• **INFORMATION GIVEN**
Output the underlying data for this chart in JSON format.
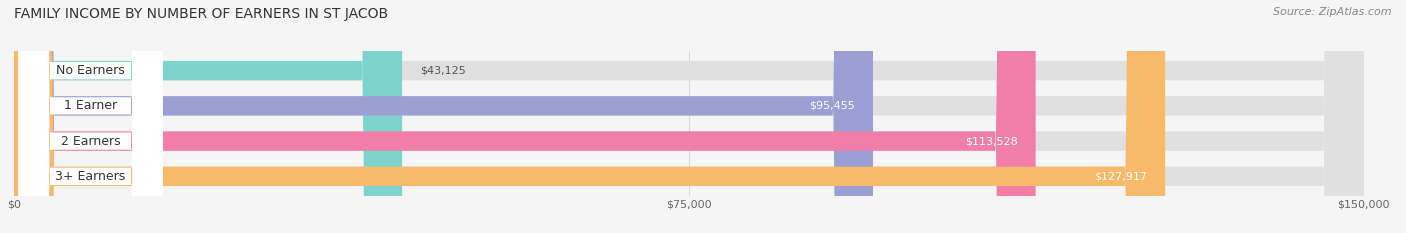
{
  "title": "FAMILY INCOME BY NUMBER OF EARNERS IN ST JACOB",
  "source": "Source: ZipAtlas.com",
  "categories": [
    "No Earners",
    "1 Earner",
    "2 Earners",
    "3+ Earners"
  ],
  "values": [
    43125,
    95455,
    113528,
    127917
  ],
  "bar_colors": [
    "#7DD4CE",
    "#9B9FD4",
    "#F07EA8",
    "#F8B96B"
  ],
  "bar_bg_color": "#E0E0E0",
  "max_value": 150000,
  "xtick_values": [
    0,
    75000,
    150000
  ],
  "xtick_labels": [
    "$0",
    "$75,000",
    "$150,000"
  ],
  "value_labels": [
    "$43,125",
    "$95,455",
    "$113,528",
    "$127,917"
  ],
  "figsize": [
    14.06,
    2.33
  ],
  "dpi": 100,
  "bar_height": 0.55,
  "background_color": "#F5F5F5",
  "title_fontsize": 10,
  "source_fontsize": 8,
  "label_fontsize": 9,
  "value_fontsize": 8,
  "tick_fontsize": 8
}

• **INSTRUCTION**
None of the pictures should appear; repeat the records exactly otherwise.

• **TASK ANSWER**
Output the underlying data for this chart in JSON format.
{
  "title": "FAMILY INCOME BY NUMBER OF EARNERS IN ST JACOB",
  "source": "Source: ZipAtlas.com",
  "categories": [
    "No Earners",
    "1 Earner",
    "2 Earners",
    "3+ Earners"
  ],
  "values": [
    43125,
    95455,
    113528,
    127917
  ],
  "bar_colors": [
    "#7DD4CE",
    "#9B9FD4",
    "#F07EA8",
    "#F8B96B"
  ],
  "bar_bg_color": "#E0E0E0",
  "max_value": 150000,
  "xtick_values": [
    0,
    75000,
    150000
  ],
  "xtick_labels": [
    "$0",
    "$75,000",
    "$150,000"
  ],
  "value_labels": [
    "$43,125",
    "$95,455",
    "$113,528",
    "$127,917"
  ],
  "figsize": [
    14.06,
    2.33
  ],
  "dpi": 100,
  "bar_height": 0.55,
  "background_color": "#F5F5F5",
  "title_fontsize": 10,
  "source_fontsize": 8,
  "label_fontsize": 9,
  "value_fontsize": 8,
  "tick_fontsize": 8
}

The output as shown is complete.